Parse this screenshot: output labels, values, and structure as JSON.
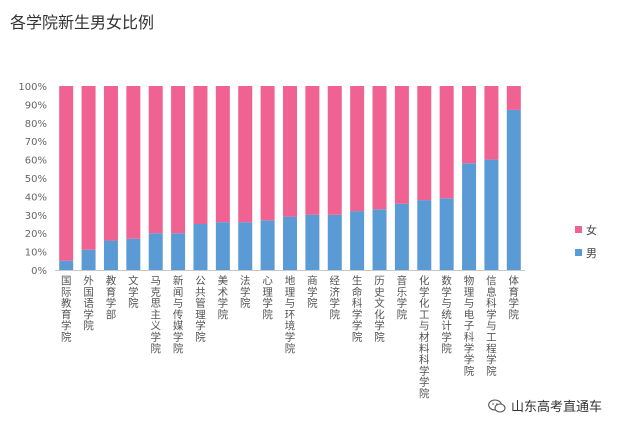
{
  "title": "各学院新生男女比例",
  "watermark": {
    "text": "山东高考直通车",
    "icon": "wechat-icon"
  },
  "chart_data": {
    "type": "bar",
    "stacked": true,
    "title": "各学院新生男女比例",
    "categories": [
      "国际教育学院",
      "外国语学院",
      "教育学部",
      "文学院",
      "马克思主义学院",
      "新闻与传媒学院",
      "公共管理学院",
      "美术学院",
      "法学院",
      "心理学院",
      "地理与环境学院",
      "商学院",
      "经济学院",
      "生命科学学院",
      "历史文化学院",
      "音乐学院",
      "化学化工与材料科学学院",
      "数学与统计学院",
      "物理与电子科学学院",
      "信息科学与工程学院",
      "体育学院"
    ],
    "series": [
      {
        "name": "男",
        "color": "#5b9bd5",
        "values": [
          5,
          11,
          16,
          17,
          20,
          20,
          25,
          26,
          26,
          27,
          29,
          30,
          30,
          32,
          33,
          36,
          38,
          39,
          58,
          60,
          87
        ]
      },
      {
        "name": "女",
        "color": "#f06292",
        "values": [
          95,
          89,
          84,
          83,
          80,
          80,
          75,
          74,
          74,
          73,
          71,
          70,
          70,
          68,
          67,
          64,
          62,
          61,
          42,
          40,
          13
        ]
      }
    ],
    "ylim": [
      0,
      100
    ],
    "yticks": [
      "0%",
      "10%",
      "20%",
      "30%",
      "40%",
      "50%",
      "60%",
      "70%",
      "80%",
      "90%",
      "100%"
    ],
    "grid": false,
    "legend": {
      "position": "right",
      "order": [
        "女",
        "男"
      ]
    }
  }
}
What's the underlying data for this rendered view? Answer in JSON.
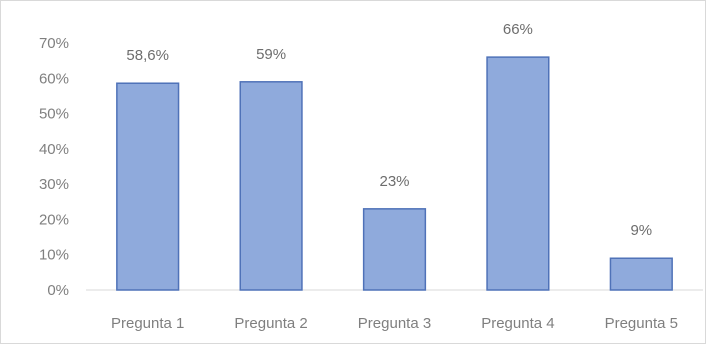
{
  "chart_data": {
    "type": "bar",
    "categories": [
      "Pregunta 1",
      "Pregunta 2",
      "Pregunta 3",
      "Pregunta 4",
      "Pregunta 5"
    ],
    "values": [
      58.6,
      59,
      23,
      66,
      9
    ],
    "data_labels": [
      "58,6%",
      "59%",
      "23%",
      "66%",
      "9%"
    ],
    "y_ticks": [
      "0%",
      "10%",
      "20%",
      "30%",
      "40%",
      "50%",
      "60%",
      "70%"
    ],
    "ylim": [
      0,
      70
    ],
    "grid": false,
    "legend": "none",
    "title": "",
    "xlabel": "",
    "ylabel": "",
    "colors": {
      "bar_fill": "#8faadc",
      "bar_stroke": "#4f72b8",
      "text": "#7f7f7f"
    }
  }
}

++++++++++++++++++++

-- Job --
Establish how many lines of the material above hold the word "title". Nothing but the count should be returned.

-- Solved problem --
3